Identify each line below containing the string "Weather" and copy it.

_Supplied data_
────────────────────────────────────────

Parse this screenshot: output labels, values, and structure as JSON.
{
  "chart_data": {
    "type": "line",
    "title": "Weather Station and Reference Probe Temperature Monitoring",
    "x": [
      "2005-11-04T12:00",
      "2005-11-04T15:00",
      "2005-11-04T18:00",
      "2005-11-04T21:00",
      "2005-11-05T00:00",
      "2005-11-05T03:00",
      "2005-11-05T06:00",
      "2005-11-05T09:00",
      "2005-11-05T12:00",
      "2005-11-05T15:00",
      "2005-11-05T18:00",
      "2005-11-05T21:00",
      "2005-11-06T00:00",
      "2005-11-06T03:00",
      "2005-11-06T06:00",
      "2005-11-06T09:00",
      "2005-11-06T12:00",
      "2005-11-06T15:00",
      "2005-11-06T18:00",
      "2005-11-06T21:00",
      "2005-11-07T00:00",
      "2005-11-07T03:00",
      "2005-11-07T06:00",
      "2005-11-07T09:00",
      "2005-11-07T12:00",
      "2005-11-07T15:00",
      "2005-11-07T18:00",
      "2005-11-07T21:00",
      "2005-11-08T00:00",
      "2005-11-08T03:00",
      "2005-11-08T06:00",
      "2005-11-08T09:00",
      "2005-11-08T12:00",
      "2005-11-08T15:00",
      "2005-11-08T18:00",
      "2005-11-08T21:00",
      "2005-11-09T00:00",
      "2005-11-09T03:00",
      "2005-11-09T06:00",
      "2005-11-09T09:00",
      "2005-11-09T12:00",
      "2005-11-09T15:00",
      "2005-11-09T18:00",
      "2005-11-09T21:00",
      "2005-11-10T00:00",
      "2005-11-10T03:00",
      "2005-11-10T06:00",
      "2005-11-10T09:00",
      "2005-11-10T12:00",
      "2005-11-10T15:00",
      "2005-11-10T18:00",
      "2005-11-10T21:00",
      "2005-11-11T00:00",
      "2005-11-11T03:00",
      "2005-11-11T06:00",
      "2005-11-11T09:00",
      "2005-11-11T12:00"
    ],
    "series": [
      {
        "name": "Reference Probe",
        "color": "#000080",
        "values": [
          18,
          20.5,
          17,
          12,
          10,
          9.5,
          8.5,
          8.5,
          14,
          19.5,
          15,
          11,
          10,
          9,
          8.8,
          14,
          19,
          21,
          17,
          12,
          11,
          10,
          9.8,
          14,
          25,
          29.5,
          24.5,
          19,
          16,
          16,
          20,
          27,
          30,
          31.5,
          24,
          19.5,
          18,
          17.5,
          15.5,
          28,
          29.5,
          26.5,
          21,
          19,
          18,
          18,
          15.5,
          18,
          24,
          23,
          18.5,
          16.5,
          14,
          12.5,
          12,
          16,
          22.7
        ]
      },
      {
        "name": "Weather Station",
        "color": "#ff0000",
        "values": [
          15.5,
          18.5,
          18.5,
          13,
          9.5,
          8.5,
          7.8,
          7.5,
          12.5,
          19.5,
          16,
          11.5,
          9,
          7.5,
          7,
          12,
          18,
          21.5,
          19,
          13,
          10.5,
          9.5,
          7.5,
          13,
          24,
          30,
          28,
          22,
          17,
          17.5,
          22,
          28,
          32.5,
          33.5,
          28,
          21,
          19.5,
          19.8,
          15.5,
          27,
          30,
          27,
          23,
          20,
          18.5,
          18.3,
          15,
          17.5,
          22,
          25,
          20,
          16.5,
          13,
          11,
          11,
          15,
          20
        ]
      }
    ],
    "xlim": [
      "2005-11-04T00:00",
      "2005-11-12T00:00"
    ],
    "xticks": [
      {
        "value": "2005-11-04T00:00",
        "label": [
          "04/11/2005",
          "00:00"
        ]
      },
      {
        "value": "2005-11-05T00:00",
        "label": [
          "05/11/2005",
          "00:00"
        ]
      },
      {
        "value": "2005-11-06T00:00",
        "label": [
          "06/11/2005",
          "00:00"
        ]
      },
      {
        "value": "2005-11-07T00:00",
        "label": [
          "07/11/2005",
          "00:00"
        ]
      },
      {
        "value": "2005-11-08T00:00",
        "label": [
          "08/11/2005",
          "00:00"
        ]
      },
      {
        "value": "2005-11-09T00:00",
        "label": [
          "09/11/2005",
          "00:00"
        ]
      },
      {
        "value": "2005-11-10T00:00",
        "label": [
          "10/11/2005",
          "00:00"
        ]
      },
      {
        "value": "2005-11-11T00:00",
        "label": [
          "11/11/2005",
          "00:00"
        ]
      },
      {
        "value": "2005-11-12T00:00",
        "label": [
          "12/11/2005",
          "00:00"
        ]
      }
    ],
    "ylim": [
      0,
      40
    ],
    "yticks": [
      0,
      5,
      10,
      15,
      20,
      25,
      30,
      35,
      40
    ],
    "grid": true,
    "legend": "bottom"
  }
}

────────────────────────────────────────

_Output of the exercise_
    "title": "Weather Station and Reference Probe Temperature Monitoring",
        "name": "Weather Station",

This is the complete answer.